» **What the task asks**: State the number of lines that hold the string "Form", with nothing added.

Data to process start

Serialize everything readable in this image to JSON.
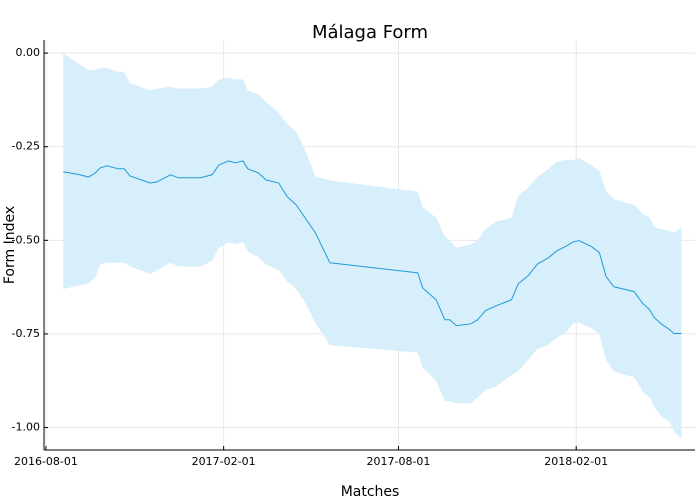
{
  "chart_data": {
    "type": "line",
    "title": "Málaga Form",
    "x_label": "Matches",
    "y_label": "Form Index",
    "x": [
      "2016-08-19",
      "2016-09-05",
      "2016-09-14",
      "2016-09-21",
      "2016-09-26",
      "2016-10-03",
      "2016-10-15",
      "2016-10-21",
      "2016-10-27",
      "2016-11-17",
      "2016-11-24",
      "2016-12-08",
      "2016-12-16",
      "2017-01-08",
      "2017-01-20",
      "2017-01-27",
      "2017-02-06",
      "2017-02-13",
      "2017-02-21",
      "2017-02-26",
      "2017-03-09",
      "2017-03-17",
      "2017-03-30",
      "2017-04-08",
      "2017-04-17",
      "2017-04-25",
      "2017-05-07",
      "2017-05-22",
      "2017-08-21",
      "2017-08-26",
      "2017-09-09",
      "2017-09-18",
      "2017-09-23",
      "2017-09-30",
      "2017-10-15",
      "2017-10-22",
      "2017-10-30",
      "2017-11-10",
      "2017-11-26",
      "2017-12-03",
      "2017-12-13",
      "2017-12-23",
      "2018-01-03",
      "2018-01-12",
      "2018-01-22",
      "2018-01-29",
      "2018-02-04",
      "2018-02-17",
      "2018-02-25",
      "2018-03-04",
      "2018-03-12",
      "2018-03-25",
      "2018-04-02",
      "2018-04-11",
      "2018-04-18",
      "2018-04-23",
      "2018-04-30",
      "2018-05-09",
      "2018-05-13",
      "2018-05-21"
    ],
    "series": [
      {
        "color": "#1f9bd7",
        "band_color": "#d7eefb",
        "values": [
          -0.317,
          -0.325,
          -0.331,
          -0.32,
          -0.307,
          -0.301,
          -0.309,
          -0.309,
          -0.328,
          -0.347,
          -0.344,
          -0.325,
          -0.333,
          -0.333,
          -0.325,
          -0.299,
          -0.288,
          -0.293,
          -0.288,
          -0.309,
          -0.32,
          -0.339,
          -0.347,
          -0.384,
          -0.405,
          -0.435,
          -0.48,
          -0.56,
          -0.587,
          -0.627,
          -0.659,
          -0.712,
          -0.712,
          -0.728,
          -0.723,
          -0.712,
          -0.688,
          -0.675,
          -0.659,
          -0.616,
          -0.595,
          -0.563,
          -0.547,
          -0.528,
          -0.515,
          -0.504,
          -0.501,
          -0.517,
          -0.533,
          -0.597,
          -0.624,
          -0.632,
          -0.637,
          -0.669,
          -0.685,
          -0.707,
          -0.723,
          -0.739,
          -0.749,
          -0.749
        ],
        "upper": [
          0.0,
          -0.03,
          -0.045,
          -0.045,
          -0.04,
          -0.04,
          -0.05,
          -0.05,
          -0.08,
          -0.1,
          -0.095,
          -0.09,
          -0.095,
          -0.095,
          -0.09,
          -0.07,
          -0.065,
          -0.07,
          -0.07,
          -0.1,
          -0.11,
          -0.13,
          -0.16,
          -0.19,
          -0.21,
          -0.25,
          -0.33,
          -0.34,
          -0.37,
          -0.41,
          -0.44,
          -0.49,
          -0.5,
          -0.52,
          -0.51,
          -0.5,
          -0.47,
          -0.45,
          -0.44,
          -0.38,
          -0.36,
          -0.33,
          -0.31,
          -0.29,
          -0.285,
          -0.285,
          -0.28,
          -0.3,
          -0.315,
          -0.37,
          -0.39,
          -0.4,
          -0.405,
          -0.43,
          -0.44,
          -0.465,
          -0.47,
          -0.475,
          -0.48,
          -0.465
        ],
        "lower": [
          -0.63,
          -0.62,
          -0.615,
          -0.6,
          -0.565,
          -0.56,
          -0.56,
          -0.56,
          -0.57,
          -0.59,
          -0.58,
          -0.56,
          -0.57,
          -0.57,
          -0.555,
          -0.52,
          -0.505,
          -0.51,
          -0.505,
          -0.53,
          -0.545,
          -0.565,
          -0.58,
          -0.61,
          -0.63,
          -0.66,
          -0.72,
          -0.78,
          -0.8,
          -0.84,
          -0.875,
          -0.93,
          -0.93,
          -0.935,
          -0.935,
          -0.92,
          -0.9,
          -0.89,
          -0.86,
          -0.85,
          -0.82,
          -0.79,
          -0.78,
          -0.76,
          -0.745,
          -0.72,
          -0.72,
          -0.735,
          -0.75,
          -0.82,
          -0.85,
          -0.86,
          -0.865,
          -0.905,
          -0.92,
          -0.945,
          -0.97,
          -0.985,
          -1.01,
          -1.03
        ]
      }
    ],
    "xlim": [
      "2016-07-30",
      "2018-06-04"
    ],
    "xticks": [
      "2016-08-01",
      "2017-02-01",
      "2017-08-01",
      "2018-02-01"
    ],
    "ylim": [
      -1.06,
      0.035
    ],
    "yticks": [
      {
        "value": 0,
        "label": "0.00"
      },
      -0.25,
      {
        "value": -0.5,
        "label": "-0.50"
      },
      -0.75,
      {
        "value": -1,
        "label": "-1.00"
      }
    ],
    "grid": true
  }
}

Data to process end

» **Solution to the problem**: 2